- _Material shown_:
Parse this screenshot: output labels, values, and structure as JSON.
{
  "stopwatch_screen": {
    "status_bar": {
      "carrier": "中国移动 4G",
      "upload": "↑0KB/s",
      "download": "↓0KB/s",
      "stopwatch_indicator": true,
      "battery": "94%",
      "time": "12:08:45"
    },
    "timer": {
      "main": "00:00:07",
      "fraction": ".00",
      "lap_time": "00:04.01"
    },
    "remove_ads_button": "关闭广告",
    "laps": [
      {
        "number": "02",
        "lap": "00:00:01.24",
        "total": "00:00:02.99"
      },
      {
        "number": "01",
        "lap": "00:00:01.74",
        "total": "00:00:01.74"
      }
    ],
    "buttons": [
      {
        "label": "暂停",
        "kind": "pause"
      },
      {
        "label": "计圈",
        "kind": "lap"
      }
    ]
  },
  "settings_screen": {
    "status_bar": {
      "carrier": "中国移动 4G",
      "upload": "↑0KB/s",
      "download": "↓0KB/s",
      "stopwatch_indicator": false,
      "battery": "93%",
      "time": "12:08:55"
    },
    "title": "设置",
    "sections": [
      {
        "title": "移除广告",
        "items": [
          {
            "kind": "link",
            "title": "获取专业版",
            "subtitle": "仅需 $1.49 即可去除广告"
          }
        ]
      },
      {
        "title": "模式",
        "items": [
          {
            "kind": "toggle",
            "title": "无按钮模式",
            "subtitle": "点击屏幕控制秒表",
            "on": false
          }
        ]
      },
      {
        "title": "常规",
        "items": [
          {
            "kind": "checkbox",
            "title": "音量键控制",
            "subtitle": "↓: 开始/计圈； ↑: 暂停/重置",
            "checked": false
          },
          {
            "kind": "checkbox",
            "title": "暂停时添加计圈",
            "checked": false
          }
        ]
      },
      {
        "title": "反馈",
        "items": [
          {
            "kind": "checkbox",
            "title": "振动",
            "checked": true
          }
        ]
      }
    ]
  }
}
--
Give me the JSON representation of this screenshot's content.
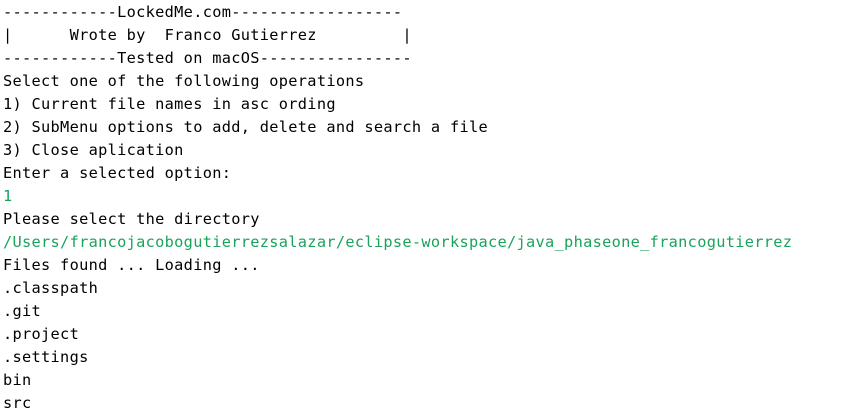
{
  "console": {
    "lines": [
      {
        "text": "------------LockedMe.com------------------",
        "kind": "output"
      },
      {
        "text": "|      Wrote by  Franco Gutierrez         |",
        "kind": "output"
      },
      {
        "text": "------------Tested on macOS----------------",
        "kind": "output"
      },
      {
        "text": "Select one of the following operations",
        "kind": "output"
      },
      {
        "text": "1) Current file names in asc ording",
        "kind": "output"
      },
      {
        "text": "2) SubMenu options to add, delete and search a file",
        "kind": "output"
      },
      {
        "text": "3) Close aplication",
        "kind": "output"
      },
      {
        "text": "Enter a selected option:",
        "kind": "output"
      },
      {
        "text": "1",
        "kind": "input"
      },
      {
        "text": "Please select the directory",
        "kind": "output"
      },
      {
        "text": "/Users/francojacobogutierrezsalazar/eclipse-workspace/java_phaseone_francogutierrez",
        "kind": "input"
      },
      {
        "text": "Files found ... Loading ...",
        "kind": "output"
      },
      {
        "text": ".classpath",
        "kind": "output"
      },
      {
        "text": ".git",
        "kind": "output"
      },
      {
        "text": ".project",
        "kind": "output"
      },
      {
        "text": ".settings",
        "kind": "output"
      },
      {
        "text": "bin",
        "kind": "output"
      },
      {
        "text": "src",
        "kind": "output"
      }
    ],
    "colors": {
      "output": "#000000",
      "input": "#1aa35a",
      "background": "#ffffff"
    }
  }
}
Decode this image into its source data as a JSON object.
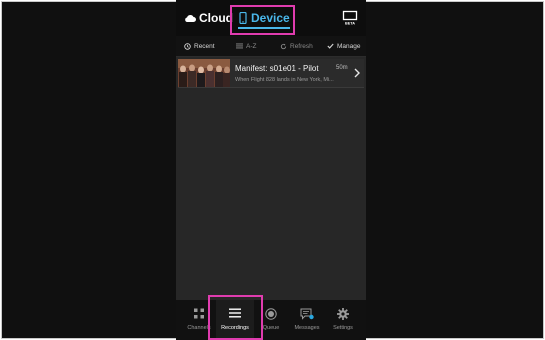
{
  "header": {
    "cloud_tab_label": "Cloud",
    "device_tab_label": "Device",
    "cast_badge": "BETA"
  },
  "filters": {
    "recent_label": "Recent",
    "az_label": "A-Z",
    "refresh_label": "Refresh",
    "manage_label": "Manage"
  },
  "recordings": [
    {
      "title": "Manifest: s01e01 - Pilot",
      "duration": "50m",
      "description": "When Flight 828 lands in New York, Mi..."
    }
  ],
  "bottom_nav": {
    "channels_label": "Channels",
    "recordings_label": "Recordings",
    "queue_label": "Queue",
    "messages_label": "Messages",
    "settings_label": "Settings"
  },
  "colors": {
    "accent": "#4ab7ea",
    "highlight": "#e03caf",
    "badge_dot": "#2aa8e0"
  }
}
...
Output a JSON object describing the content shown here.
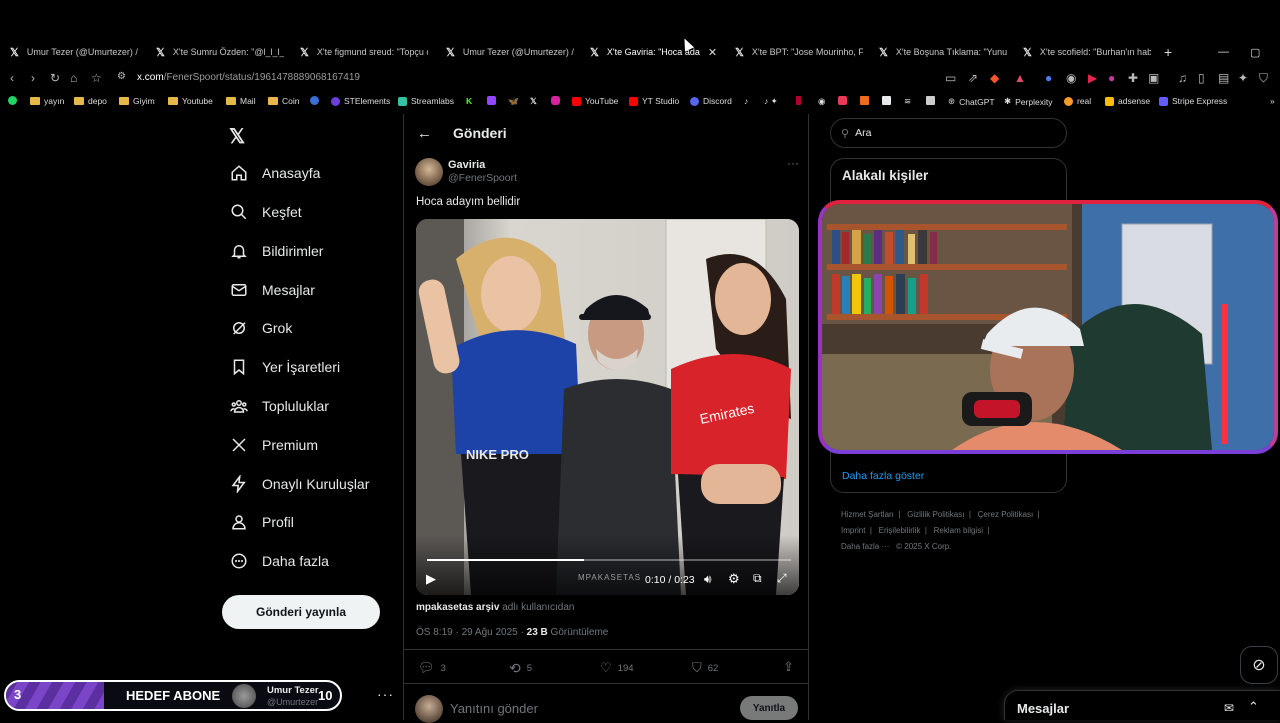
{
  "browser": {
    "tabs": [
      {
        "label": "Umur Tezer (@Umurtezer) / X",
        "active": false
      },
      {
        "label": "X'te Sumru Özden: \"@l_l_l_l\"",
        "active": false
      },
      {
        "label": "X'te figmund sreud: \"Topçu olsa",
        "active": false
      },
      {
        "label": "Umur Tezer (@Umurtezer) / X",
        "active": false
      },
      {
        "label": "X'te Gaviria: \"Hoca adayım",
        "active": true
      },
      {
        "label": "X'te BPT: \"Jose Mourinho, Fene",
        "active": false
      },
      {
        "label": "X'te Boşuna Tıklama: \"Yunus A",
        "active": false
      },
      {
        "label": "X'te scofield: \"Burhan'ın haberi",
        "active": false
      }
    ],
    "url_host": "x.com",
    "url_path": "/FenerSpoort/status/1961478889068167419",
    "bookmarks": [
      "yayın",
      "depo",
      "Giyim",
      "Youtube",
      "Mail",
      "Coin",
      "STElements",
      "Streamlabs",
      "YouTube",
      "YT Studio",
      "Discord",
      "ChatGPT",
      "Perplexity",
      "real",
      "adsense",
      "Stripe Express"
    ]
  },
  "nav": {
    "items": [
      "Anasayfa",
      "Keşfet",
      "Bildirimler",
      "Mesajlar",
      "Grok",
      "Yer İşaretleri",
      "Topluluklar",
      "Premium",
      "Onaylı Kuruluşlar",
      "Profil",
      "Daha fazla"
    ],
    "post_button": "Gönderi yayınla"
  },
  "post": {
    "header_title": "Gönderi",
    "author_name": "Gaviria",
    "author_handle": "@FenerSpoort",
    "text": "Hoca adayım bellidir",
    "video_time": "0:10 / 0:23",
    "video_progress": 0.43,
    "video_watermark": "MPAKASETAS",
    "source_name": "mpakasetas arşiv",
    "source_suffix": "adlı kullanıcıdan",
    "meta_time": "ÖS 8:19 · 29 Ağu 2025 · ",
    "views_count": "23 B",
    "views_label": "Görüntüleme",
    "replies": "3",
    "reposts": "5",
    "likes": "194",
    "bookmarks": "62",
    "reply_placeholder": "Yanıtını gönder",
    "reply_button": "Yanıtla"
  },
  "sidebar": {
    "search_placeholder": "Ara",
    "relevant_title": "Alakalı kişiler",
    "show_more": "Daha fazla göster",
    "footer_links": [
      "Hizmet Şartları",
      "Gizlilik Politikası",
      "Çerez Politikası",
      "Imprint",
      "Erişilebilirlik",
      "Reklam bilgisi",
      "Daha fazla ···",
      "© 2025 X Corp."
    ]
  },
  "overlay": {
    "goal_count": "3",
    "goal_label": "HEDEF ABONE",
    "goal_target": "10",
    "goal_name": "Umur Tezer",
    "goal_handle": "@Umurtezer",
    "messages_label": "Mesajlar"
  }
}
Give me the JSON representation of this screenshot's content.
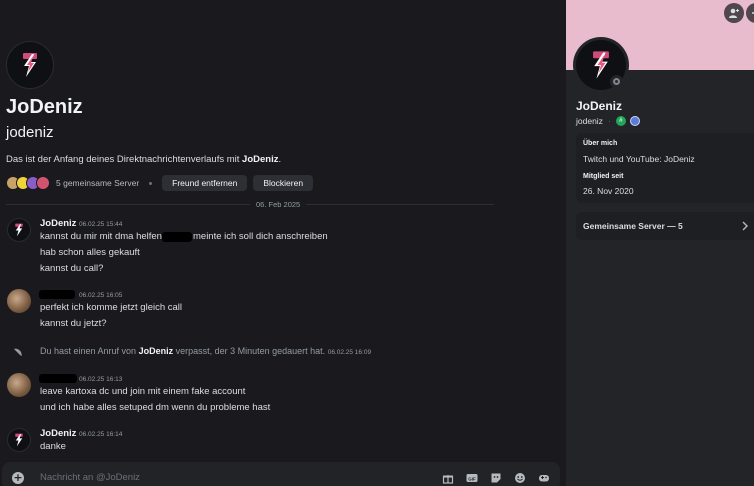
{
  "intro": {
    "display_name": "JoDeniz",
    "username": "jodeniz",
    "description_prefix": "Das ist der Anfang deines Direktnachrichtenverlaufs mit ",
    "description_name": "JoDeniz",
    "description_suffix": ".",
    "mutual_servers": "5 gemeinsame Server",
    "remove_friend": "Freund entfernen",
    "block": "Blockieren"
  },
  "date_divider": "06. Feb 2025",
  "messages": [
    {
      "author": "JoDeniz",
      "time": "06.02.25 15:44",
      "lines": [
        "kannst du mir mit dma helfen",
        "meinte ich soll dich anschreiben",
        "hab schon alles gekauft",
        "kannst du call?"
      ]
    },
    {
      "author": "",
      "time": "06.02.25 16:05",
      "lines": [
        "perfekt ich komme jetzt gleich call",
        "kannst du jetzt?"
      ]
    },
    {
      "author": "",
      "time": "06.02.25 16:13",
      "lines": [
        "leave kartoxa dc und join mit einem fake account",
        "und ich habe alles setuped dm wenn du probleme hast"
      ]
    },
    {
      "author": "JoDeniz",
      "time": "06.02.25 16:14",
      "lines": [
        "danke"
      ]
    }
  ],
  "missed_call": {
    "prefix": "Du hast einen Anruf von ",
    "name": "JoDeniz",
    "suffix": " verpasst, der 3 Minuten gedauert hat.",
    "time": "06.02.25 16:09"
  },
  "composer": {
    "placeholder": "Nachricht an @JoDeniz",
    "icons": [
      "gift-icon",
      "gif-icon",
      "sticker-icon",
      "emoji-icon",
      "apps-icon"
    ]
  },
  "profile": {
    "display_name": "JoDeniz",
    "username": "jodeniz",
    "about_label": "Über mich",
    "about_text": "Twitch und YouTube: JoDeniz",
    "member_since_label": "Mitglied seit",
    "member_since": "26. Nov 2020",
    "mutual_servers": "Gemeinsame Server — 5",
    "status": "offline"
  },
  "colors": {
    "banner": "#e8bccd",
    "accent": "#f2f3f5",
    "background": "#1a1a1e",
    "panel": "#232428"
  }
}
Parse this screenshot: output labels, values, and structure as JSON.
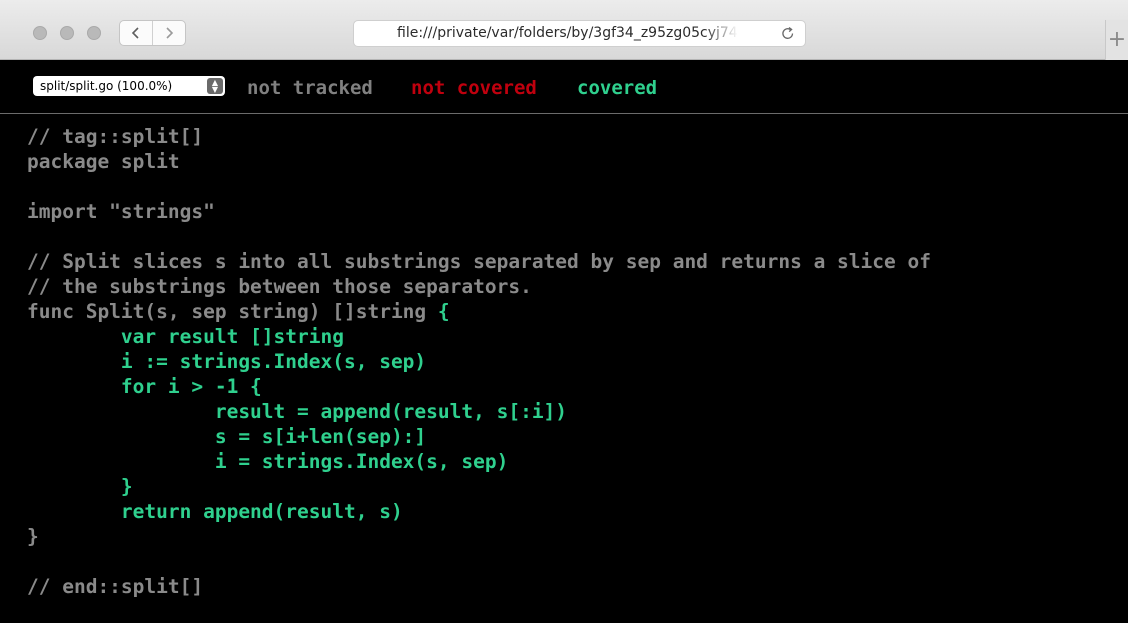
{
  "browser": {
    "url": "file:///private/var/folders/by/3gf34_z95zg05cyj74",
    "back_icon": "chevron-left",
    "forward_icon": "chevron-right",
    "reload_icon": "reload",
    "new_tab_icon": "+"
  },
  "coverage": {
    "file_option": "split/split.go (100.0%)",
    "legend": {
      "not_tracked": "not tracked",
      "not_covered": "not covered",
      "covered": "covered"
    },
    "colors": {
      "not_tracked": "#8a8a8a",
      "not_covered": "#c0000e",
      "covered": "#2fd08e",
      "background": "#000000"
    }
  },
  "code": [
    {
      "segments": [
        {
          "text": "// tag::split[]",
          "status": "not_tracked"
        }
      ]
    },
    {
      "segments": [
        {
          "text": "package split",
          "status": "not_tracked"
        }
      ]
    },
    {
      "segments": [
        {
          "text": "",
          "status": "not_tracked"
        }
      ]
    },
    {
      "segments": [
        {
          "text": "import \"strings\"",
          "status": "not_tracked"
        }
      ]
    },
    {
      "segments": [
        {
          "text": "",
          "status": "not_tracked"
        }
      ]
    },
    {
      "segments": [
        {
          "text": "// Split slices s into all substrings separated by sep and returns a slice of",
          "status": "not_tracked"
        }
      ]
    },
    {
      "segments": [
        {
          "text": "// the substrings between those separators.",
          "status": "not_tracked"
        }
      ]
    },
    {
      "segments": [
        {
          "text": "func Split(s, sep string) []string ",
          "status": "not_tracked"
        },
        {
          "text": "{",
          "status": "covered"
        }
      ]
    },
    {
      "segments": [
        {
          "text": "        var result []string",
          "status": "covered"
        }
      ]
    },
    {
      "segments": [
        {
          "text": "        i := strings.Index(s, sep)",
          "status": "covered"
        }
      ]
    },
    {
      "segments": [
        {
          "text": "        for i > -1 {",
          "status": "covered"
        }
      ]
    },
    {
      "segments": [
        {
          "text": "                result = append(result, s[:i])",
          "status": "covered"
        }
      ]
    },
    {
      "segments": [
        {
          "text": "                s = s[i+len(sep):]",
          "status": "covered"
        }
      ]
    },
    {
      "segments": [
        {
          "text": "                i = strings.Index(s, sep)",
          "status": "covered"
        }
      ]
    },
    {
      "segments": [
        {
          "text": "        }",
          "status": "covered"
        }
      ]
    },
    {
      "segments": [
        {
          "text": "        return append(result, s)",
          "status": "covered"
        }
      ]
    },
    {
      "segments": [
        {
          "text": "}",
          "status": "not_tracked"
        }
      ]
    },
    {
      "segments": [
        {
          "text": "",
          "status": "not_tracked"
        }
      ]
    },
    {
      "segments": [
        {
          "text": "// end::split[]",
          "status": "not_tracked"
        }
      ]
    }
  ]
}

- _Your task_: Pick out each line above that includes "chevron" and show it.

- _The result_:
    "back_icon": "chevron-left",
    "forward_icon": "chevron-right",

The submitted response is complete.